Task data:
━━━━━━━━

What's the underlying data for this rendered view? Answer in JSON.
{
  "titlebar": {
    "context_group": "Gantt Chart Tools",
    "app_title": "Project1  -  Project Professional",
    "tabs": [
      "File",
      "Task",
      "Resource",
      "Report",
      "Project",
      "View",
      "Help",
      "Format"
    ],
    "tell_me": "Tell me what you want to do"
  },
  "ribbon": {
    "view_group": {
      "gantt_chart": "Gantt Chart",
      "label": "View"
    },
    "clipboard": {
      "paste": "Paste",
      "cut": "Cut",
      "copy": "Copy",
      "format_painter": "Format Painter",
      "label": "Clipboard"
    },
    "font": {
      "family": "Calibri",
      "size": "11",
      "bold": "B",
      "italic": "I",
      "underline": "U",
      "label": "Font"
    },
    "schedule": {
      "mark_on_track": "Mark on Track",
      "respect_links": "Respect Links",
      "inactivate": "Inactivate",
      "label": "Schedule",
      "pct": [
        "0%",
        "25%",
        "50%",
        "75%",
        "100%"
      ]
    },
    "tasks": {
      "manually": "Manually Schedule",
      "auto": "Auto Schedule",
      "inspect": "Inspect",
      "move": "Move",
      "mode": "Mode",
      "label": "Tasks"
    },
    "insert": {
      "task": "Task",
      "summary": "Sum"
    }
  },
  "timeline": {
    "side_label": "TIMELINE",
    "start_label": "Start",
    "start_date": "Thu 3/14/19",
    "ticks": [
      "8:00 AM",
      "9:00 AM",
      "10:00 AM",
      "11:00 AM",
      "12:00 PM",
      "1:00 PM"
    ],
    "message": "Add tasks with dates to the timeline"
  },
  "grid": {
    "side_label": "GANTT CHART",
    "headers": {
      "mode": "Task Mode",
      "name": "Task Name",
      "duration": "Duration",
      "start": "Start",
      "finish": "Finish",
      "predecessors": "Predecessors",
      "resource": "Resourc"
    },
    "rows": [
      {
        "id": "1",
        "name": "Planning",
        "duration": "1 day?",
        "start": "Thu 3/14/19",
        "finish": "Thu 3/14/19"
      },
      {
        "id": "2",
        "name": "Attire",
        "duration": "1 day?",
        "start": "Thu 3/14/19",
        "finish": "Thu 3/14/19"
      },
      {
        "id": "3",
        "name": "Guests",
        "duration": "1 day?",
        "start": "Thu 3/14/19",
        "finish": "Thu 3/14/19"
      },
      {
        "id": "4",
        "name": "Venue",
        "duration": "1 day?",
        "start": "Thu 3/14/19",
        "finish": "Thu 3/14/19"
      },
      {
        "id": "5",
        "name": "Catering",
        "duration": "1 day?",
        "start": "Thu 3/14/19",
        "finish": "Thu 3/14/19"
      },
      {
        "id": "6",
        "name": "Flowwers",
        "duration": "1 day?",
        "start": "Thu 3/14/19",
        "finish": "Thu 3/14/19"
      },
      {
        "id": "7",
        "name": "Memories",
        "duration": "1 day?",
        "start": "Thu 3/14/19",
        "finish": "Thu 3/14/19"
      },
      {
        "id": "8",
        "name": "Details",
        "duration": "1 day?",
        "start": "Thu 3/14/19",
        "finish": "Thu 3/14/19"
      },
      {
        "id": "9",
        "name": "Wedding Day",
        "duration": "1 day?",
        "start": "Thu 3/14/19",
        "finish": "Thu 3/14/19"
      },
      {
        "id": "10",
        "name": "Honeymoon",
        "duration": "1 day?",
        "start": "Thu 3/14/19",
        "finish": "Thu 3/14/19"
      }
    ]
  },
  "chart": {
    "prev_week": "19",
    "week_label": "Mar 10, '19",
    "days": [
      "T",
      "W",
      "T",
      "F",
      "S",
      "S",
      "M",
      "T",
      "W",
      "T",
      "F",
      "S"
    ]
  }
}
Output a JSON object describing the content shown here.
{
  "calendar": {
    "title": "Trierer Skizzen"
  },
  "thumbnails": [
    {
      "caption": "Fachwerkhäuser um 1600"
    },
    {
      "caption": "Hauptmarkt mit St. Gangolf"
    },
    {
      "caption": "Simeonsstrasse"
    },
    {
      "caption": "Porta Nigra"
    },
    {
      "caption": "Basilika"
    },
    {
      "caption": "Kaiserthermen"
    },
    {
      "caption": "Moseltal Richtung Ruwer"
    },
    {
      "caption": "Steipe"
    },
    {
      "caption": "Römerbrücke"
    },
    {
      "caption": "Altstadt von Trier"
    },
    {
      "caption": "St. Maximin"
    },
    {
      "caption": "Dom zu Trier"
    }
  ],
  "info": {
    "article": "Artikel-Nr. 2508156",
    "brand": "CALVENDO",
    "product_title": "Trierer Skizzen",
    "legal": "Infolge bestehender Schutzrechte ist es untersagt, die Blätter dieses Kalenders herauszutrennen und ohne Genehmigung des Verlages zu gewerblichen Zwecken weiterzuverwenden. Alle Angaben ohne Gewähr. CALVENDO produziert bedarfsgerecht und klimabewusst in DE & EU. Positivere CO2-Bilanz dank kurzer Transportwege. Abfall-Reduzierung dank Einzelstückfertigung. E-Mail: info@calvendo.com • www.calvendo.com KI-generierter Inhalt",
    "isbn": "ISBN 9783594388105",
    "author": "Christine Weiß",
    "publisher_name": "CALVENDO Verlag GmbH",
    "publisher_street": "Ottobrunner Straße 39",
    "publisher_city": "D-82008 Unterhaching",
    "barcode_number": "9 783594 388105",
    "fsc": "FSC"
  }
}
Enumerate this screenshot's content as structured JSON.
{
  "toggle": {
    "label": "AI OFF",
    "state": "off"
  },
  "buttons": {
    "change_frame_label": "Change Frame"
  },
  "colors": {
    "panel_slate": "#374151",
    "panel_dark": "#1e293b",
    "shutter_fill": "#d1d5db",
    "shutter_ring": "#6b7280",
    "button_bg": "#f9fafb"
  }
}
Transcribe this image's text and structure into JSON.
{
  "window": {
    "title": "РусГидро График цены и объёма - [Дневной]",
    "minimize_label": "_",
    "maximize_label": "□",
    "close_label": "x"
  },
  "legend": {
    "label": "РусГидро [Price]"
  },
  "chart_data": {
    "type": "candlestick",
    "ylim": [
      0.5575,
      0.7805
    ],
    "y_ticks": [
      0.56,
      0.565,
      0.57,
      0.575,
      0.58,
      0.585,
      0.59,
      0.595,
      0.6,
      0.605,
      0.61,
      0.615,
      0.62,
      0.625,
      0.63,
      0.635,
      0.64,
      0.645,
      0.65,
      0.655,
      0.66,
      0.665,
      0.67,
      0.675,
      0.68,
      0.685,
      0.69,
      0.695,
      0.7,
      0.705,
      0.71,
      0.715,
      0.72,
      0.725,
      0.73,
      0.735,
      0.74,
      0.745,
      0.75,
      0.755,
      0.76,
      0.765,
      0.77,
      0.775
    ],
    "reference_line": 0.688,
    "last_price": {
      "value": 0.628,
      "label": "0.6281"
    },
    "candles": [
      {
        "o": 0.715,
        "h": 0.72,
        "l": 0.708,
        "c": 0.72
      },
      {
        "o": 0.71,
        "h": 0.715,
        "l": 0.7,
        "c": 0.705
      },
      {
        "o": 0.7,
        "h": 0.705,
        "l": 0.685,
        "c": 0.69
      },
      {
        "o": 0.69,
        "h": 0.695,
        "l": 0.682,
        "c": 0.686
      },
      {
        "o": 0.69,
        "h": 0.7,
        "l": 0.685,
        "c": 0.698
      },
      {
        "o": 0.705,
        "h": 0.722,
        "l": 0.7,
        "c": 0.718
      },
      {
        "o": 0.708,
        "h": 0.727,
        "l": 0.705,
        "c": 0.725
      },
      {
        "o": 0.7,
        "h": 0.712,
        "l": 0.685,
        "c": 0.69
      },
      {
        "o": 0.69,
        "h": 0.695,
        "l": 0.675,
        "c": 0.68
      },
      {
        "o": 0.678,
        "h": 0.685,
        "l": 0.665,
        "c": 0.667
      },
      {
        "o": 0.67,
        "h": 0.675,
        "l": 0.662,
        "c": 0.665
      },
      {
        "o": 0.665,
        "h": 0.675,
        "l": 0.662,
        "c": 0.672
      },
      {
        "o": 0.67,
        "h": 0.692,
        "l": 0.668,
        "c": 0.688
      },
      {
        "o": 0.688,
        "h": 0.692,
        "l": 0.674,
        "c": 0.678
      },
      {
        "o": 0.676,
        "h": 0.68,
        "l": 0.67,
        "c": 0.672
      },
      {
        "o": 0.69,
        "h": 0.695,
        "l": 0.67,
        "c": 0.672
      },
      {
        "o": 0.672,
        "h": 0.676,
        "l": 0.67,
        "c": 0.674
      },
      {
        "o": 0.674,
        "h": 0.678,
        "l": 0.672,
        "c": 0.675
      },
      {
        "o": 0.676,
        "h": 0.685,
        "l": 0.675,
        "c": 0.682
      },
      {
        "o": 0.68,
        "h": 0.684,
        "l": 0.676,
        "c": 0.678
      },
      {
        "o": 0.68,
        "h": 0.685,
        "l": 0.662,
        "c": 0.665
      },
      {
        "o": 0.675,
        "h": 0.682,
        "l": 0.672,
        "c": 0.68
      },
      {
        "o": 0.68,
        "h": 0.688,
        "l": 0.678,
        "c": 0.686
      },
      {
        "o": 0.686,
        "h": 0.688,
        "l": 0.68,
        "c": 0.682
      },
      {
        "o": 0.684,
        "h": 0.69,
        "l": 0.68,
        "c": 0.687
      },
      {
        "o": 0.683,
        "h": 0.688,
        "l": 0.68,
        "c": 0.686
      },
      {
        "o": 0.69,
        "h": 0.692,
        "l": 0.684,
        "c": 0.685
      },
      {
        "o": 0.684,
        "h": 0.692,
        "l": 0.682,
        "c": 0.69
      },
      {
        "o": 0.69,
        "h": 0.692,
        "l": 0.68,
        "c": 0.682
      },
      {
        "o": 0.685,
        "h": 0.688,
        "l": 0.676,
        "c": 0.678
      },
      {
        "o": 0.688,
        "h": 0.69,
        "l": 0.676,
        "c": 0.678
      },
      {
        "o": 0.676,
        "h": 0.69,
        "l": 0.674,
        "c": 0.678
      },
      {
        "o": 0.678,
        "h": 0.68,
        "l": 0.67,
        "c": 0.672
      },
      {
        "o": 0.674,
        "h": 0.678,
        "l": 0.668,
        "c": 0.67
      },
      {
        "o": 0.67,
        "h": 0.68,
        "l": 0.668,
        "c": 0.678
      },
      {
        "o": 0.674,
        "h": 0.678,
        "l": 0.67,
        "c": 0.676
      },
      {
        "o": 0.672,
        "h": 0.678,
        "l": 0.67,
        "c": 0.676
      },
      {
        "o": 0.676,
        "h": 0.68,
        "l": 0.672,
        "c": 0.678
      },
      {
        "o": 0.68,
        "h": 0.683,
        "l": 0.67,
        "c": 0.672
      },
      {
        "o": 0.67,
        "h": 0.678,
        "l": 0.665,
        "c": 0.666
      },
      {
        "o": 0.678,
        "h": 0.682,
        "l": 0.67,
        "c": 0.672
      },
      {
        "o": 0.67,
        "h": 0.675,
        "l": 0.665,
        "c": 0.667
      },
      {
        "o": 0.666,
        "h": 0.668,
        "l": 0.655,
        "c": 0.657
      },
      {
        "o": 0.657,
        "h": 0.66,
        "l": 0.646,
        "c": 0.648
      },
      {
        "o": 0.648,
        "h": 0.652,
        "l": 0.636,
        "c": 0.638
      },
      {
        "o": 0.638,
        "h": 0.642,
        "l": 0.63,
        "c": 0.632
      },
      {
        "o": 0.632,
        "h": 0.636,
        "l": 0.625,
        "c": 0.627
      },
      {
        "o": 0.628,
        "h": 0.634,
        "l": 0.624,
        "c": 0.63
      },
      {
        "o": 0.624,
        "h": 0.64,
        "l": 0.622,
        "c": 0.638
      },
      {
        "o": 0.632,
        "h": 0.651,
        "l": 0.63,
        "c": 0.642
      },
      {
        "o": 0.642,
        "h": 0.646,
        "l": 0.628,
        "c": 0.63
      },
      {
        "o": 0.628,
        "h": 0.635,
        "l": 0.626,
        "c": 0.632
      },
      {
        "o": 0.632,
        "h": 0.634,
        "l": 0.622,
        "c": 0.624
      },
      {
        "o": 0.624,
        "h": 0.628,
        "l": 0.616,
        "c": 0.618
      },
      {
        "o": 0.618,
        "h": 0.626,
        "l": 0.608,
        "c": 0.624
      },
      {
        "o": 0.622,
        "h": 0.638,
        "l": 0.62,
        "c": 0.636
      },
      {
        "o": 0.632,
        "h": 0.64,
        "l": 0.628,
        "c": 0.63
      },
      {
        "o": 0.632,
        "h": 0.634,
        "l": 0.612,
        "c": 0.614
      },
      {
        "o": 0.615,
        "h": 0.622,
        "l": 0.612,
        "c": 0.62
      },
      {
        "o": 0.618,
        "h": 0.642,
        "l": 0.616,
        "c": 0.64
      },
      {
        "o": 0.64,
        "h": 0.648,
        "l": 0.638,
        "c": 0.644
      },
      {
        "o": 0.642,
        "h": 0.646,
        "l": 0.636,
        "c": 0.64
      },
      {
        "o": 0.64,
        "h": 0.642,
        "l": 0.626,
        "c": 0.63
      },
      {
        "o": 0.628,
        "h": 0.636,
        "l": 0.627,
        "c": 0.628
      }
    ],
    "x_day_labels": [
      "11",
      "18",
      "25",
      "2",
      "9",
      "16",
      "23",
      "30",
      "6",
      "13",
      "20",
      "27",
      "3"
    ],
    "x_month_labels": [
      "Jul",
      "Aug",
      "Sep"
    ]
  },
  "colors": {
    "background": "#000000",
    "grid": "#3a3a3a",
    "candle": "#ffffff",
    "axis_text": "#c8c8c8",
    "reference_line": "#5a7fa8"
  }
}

━━━━━━━━

What is required: Show, from the listing above, each line that contains the word "РусГидро".

Answer below:
    "title": "РусГидро График цены и объёма - [Дневной]",
    "label": "РусГидро [Price]"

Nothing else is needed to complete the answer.